DATA TO USE.
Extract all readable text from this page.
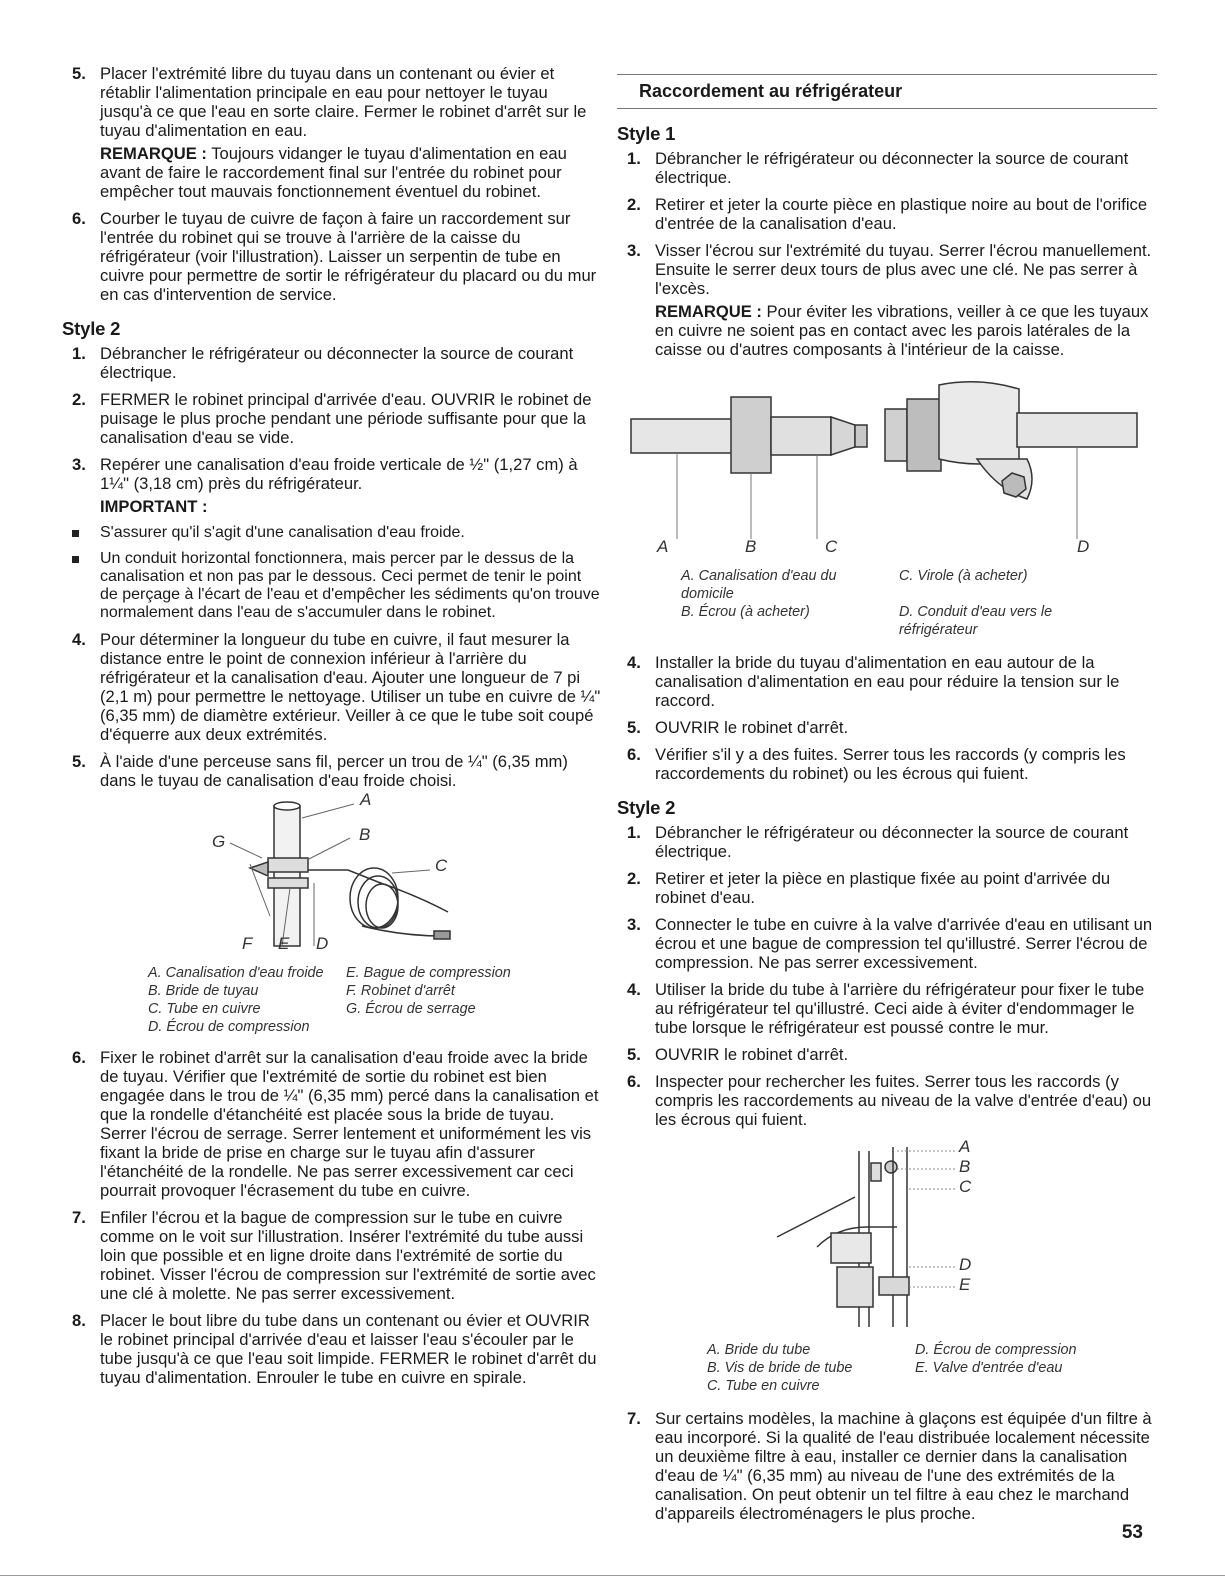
5. Placer l'extrémité libre du tuyau dans un contenant ou évier et rétablir l'alimentation principale en eau pour nettoyer le tuyau jusqu'à ce que l'eau en sorte claire. Fermer le robinet d'arrêt sur le tuyau d'alimentation en eau.

REMARQUE : Toujours vidanger le tuyau d'alimentation en eau avant de faire le raccordement final sur l'entrée du robinet pour empêcher tout mauvais fonctionnement éventuel du robinet.

6. Courber le tuyau de cuivre de façon à faire un raccordement sur l'entrée du robinet qui se trouve à l'arrière de la caisse du réfrigérateur (voir l'illustration). Laisser un serpentin de tube en cuivre pour permettre de sortir le réfrigérateur du placard ou du mur en cas d'intervention de service.
Style 2
1. Débrancher le réfrigérateur ou déconnecter la source de courant électrique.
2. FERMER le robinet principal d'arrivée d'eau. OUVRIR le robinet de puisage le plus proche pendant une période suffisante pour que la canalisation d'eau se vide.
3. Repérer une canalisation d'eau froide verticale de ½" (1,27 cm) à 1¼" (3,18 cm) près du réfrigérateur.
IMPORTANT :
S'assurer qu'il s'agit d'une canalisation d'eau froide.
Un conduit horizontal fonctionnera, mais percer par le dessus de la canalisation et non pas par le dessous. Ceci permet de tenir le point de perçage à l'écart de l'eau et d'empêcher les sédiments qu'on trouve normalement dans l'eau de s'accumuler dans le robinet.
4. Pour déterminer la longueur du tube en cuivre, il faut mesurer la distance entre le point de connexion inférieur à l'arrière du réfrigérateur et la canalisation d'eau. Ajouter une longueur de 7 pi (2,1 m) pour permettre le nettoyage. Utiliser un tube en cuivre de ¼" (6,35 mm) de diamètre extérieur. Veiller à ce que le tube soit coupé d'équerre aux deux extrémités.
5. À l'aide d'une perceuse sans fil, percer un trou de ¼" (6,35 mm) dans le tuyau de canalisation d'eau froide choisi.
A
B
C
G
F E D
A. Canalisation d'eau froide	E. Bague de compression
B. Bride de tuyau	F. Robinet d'arrêt
C. Tube en cuivre	G. Écrou de serrage
D. Écrou de compression
6. Fixer le robinet d'arrêt sur la canalisation d'eau froide avec la bride de tuyau. Vérifier que l'extrémité de sortie du robinet est bien engagée dans le trou de ¼" (6,35 mm) percé dans la canalisation et que la rondelle d'étanchéité est placée sous la bride de tuyau. Serrer l'écrou de serrage. Serrer lentement et uniformément les vis fixant la bride de prise en charge sur le tuyau afin d'assurer l'étanchéité de la rondelle. Ne pas serrer excessivement car ceci pourrait provoquer l'écrasement du tube en cuivre.
7. Enfiler l'écrou et la bague de compression sur le tube en cuivre comme on le voit sur l'illustration. Insérer l'extrémité du tube aussi loin que possible et en ligne droite dans l'extrémité de sortie du robinet. Visser l'écrou de compression sur l'extrémité de sortie avec une clé à molette. Ne pas serrer excessivement.
8. Placer le bout libre du tube dans un contenant ou évier et OUVRIR le robinet principal d'arrivée d'eau et laisser l'eau s'écouler par le tube jusqu'à ce que l'eau soit limpide. FERMER le robinet d'arrêt du tuyau d'alimentation. Enrouler le tube en cuivre en spirale.
Raccordement au réfrigérateur
Style 1
1. Débrancher le réfrigérateur ou déconnecter la source de courant électrique.
2. Retirer et jeter la courte pièce en plastique noire au bout de l'orifice d'entrée de la canalisation d'eau.
3. Visser l'écrou sur l'extrémité du tuyau. Serrer l'écrou manuellement. Ensuite le serrer deux tours de plus avec une clé. Ne pas serrer à l'excès.

REMARQUE : Pour éviter les vibrations, veiller à ce que les tuyaux en cuivre ne soient pas en contact avec les parois latérales de la caisse ou d'autres composants à l'intérieur de la caisse.

A	B	C	D
A. Canalisation d'eau du domicile
C. Virole (à acheter)
B. Écrou (à acheter)	D. Conduit d'eau vers le réfrigérateur
4. Installer la bride du tuyau d'alimentation en eau autour de la canalisation d'alimentation en eau pour réduire la tension sur le raccord.
5. OUVRIR le robinet d'arrêt.
6. Vérifier s'il y a des fuites. Serrer tous les raccords (y compris les raccordements du robinet) ou les écrous qui fuient.
Style 2
1. Débrancher le réfrigérateur ou déconnecter la source de courant électrique.
2. Retirer et jeter la pièce en plastique fixée au point d'arrivée du robinet d'eau.
3. Connecter le tube en cuivre à la valve d'arrivée d'eau en utilisant un écrou et une bague de compression tel qu'illustré. Serrer l'écrou de compression. Ne pas serrer excessivement.
4. Utiliser la bride du tube à l'arrière du réfrigérateur pour fixer le tube au réfrigérateur tel qu'illustré. Ceci aide à éviter d'endommager le tube lorsque le réfrigérateur est poussé contre le mur.
5. OUVRIR le robinet d'arrêt.
6. Inspecter pour rechercher les fuites. Serrer tous les raccords (y compris les raccordements au niveau de la valve d'entrée d'eau) ou les écrous qui fuient.
A
B
C
D
E
A. Bride du tube	D. Écrou de compression
B. Vis de bride de tube	E. Valve d'entrée d'eau
C. Tube en cuivre
7. Sur certains modèles, la machine à glaçons est équipée d'un filtre à eau incorporé. Si la qualité de l'eau distribuée localement nécessite un deuxième filtre à eau, installer ce dernier dans la canalisation d'eau de ¼" (6,35 mm) au niveau de l'une des extrémités de la canalisation. On peut obtenir un tel filtre à eau chez le marchand d'appareils électroménagers le plus proche.
53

REQUIREMENT. Each line that holds the word "Retirer" should be extracted from the records.

RESULT OF THIS EXERCISE.
2. Retirer et jeter la courte pièce en plastique noire au bout de l'orifice d'entrée de la canalisation d'eau.
2. Retirer et jeter la pièce en plastique fixée au point d'arrivée du robinet d'eau.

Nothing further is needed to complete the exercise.